(Your instructions) Copy out each line featuring the string "name" from the entries beneath.

(Rows from a figure dataset)

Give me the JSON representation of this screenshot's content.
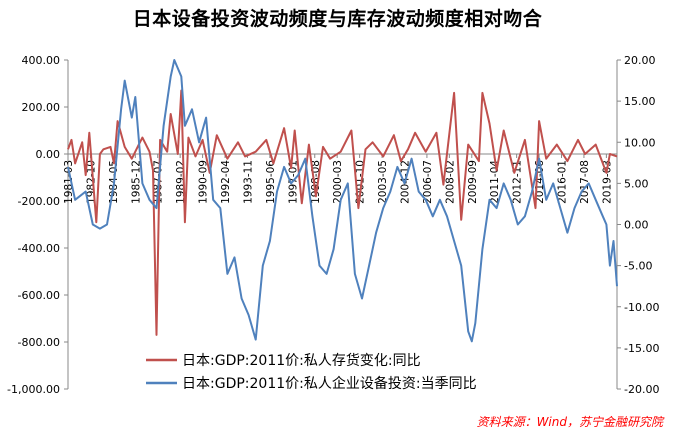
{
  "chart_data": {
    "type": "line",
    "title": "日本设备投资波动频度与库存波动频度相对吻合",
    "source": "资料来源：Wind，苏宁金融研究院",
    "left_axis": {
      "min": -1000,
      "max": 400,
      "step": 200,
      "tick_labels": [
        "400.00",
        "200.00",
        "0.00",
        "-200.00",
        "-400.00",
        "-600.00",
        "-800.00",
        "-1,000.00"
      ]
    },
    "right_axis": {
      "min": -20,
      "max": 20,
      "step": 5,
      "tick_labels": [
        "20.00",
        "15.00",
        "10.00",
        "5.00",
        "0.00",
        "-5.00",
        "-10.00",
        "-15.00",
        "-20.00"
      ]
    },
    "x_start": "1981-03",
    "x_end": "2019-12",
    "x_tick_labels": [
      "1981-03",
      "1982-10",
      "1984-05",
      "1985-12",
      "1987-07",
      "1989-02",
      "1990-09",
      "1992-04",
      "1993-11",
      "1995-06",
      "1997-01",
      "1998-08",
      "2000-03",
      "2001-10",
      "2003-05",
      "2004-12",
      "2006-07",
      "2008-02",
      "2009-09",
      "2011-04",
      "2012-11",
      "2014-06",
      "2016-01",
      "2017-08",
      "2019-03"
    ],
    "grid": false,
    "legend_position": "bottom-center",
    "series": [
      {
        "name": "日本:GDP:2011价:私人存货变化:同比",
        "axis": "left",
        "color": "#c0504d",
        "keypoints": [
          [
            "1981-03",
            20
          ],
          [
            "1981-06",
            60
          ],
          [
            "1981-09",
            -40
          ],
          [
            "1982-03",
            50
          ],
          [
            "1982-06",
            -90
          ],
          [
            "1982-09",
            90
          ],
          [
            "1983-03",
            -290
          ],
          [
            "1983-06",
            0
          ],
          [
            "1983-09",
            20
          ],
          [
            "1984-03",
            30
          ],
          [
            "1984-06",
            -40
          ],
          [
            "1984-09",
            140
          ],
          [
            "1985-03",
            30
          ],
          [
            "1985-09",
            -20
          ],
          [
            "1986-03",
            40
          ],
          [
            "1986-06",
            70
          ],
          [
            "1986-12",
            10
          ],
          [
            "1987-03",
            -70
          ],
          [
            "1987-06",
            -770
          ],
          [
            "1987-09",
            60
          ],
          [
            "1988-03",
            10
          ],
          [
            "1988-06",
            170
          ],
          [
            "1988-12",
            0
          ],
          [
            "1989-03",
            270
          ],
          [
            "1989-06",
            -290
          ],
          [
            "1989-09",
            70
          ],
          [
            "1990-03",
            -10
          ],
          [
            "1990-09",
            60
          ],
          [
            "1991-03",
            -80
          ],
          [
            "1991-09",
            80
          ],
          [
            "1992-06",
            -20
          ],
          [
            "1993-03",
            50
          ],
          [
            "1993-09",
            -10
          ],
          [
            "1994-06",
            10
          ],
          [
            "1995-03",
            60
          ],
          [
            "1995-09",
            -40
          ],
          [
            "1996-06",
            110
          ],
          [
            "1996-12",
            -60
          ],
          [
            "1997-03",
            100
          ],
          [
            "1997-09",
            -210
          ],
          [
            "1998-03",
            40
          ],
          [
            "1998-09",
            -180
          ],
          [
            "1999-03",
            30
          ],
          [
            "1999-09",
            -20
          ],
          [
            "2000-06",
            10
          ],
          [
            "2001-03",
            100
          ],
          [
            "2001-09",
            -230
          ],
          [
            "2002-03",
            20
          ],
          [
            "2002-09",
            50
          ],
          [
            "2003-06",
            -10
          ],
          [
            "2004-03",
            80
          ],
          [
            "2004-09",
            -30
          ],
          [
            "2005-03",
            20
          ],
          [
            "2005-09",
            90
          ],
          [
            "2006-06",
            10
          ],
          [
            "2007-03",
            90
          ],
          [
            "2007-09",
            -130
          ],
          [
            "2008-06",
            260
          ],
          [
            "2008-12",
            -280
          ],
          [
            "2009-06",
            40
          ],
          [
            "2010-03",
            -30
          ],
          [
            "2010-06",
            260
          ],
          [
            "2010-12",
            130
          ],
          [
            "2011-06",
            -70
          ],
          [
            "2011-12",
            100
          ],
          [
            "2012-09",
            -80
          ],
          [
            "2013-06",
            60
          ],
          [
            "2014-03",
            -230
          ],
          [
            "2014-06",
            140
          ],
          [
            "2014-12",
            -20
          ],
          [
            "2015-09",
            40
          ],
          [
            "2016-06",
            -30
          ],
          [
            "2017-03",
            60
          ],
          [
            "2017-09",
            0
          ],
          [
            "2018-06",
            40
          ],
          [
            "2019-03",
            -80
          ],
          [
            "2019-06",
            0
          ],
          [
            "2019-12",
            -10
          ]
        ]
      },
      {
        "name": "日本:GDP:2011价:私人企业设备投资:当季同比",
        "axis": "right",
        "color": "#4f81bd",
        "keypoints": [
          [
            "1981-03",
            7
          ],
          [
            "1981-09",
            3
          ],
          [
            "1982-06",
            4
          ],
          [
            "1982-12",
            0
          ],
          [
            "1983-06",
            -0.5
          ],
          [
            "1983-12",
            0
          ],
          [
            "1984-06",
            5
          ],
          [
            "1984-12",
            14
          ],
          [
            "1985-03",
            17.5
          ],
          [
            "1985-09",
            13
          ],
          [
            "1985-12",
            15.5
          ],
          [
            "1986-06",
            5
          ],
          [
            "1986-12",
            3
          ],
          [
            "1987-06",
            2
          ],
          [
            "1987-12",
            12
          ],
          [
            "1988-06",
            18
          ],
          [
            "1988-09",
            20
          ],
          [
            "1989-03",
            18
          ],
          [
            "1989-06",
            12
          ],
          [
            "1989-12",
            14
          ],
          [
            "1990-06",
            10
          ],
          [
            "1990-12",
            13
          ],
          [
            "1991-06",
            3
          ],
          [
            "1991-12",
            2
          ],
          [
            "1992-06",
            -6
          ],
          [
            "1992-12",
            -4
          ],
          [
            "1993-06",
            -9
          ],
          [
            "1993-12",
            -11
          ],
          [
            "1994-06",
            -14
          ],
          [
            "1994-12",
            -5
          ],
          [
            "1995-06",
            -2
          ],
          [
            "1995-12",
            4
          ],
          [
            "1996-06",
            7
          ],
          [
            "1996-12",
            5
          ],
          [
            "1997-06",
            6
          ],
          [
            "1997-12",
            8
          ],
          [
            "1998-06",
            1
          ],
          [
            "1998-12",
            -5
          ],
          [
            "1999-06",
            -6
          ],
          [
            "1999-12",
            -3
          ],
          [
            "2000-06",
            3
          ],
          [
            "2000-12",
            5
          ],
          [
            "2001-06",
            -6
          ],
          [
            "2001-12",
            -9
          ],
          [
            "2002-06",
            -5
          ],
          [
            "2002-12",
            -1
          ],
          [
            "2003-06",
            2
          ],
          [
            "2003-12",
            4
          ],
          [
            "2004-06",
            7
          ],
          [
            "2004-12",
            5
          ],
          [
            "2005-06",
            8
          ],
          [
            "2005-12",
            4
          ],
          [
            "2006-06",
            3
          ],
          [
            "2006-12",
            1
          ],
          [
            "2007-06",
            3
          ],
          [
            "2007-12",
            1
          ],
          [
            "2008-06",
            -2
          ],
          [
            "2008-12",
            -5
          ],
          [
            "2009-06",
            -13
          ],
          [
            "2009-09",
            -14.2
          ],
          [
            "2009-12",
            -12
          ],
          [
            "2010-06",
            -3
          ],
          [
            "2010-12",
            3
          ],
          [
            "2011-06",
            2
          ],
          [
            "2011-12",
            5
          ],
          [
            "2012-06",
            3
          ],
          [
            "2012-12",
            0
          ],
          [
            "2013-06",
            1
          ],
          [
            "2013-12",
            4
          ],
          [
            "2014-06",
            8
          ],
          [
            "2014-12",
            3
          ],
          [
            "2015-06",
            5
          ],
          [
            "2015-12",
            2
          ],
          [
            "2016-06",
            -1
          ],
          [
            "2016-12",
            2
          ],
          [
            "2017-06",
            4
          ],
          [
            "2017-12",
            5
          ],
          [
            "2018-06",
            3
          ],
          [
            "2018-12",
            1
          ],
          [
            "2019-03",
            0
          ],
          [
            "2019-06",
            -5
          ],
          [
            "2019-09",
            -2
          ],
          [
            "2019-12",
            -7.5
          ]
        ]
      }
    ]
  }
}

(Exercise response)
        "name": "日本:GDP:2011价:私人存货变化:同比",
        "name": "日本:GDP:2011价:私人企业设备投资:当季同比",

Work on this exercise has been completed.